--- START OF Records ---

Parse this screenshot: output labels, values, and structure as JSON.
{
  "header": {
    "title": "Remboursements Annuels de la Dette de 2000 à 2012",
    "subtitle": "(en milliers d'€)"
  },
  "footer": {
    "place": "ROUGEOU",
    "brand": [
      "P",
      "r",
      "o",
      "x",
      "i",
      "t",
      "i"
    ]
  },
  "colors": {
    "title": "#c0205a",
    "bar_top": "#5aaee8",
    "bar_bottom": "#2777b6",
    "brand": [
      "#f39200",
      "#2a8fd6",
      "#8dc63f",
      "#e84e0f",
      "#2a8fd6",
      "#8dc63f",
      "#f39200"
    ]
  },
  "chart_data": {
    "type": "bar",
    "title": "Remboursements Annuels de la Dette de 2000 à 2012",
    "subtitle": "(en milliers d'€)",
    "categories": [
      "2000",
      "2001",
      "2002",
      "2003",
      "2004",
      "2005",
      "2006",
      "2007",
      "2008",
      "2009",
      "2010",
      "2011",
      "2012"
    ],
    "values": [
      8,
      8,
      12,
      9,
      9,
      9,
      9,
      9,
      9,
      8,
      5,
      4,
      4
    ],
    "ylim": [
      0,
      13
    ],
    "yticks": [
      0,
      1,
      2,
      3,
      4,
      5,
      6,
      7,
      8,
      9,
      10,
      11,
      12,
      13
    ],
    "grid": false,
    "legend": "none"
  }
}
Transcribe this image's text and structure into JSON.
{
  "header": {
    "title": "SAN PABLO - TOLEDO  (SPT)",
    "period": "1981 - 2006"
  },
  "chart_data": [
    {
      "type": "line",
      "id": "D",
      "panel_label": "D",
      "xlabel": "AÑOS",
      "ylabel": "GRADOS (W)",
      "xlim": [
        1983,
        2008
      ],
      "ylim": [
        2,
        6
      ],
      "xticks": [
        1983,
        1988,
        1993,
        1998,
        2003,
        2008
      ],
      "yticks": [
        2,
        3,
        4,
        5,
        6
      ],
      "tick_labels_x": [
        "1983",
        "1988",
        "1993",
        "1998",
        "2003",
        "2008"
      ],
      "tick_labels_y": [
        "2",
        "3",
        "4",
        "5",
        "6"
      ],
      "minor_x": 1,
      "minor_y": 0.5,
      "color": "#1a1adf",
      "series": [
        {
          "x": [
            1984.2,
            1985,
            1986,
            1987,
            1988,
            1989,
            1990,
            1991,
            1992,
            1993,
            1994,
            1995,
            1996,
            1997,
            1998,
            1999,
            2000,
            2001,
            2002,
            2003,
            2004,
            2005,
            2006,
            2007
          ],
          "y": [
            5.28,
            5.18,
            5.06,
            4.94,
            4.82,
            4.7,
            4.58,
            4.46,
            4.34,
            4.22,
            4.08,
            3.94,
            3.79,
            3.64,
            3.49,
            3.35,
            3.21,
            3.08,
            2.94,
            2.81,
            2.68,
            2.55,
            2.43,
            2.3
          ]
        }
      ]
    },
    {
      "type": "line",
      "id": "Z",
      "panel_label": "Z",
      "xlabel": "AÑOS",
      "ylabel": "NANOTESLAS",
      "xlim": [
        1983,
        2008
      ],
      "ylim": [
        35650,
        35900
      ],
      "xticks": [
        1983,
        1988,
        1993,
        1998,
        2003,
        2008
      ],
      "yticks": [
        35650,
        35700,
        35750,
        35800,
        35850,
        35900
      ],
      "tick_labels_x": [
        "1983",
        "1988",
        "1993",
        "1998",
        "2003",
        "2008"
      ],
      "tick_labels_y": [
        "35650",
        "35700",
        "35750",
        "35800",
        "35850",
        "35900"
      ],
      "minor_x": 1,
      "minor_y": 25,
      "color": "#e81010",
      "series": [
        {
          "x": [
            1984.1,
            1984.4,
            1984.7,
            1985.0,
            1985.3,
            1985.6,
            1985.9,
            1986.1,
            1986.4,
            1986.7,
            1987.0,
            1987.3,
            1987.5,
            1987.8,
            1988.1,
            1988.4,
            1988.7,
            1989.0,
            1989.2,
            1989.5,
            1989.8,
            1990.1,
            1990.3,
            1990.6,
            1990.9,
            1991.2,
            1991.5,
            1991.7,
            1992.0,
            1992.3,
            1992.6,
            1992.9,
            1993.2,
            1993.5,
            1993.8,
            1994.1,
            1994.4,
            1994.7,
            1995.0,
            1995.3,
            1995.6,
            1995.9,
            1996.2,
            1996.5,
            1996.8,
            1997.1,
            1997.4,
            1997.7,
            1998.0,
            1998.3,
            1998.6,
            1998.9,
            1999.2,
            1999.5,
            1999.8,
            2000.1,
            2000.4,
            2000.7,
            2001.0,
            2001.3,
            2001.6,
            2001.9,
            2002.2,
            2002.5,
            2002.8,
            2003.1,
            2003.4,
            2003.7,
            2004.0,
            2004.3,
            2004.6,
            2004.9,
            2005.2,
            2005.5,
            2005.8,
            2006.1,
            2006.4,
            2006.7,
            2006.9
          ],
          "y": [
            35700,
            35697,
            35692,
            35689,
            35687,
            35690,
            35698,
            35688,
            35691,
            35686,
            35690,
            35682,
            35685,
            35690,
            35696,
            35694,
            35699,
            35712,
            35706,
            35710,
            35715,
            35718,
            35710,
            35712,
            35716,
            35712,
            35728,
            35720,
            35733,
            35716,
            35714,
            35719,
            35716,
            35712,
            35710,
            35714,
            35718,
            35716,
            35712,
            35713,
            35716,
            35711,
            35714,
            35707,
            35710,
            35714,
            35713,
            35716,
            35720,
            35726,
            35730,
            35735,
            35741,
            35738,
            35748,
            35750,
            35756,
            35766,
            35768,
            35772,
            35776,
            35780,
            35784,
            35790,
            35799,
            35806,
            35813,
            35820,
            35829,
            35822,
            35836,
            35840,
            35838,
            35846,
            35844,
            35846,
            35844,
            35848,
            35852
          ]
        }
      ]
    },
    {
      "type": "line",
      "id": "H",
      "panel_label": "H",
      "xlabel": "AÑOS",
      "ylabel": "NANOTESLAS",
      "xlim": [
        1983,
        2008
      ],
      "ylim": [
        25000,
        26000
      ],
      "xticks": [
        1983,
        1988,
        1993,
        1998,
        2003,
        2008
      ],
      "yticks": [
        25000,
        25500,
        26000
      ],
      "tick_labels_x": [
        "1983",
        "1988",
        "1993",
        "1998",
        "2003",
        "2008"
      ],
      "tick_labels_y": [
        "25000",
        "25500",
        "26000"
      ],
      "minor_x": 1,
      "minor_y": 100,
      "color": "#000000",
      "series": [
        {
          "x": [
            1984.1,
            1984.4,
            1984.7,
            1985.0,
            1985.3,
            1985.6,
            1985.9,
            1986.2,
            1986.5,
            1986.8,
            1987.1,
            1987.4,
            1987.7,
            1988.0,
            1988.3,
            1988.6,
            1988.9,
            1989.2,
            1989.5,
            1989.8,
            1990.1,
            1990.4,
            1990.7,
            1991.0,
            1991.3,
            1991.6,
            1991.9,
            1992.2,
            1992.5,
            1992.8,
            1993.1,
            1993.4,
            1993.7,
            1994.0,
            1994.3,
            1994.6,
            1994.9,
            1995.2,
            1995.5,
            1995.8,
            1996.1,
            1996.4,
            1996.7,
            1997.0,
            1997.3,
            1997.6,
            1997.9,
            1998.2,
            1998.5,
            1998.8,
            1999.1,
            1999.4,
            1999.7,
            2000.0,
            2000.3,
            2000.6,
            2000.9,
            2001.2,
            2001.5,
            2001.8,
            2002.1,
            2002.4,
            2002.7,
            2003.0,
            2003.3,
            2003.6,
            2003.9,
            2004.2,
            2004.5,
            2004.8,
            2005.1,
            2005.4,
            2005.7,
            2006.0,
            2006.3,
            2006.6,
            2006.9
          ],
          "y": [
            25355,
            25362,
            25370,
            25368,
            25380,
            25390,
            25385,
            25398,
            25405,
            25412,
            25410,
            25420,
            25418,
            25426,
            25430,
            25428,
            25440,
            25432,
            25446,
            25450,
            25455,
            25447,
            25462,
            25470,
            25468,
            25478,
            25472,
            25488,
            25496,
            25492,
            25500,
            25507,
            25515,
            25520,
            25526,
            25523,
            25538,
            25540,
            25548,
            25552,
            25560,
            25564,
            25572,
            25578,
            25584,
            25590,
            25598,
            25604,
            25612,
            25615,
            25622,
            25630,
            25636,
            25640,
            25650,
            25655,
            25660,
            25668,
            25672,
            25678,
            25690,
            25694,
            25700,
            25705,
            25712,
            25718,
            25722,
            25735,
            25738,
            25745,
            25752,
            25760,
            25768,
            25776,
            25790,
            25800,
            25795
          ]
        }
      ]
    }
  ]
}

--- END OF Records ---

*To do*.
Search the records above for the string "this". Copy every line that contains it.

*Final result*.
Parse this screenshot: output labels, values, and structure as JSON.
Transcribe this image's text and structure into JSON.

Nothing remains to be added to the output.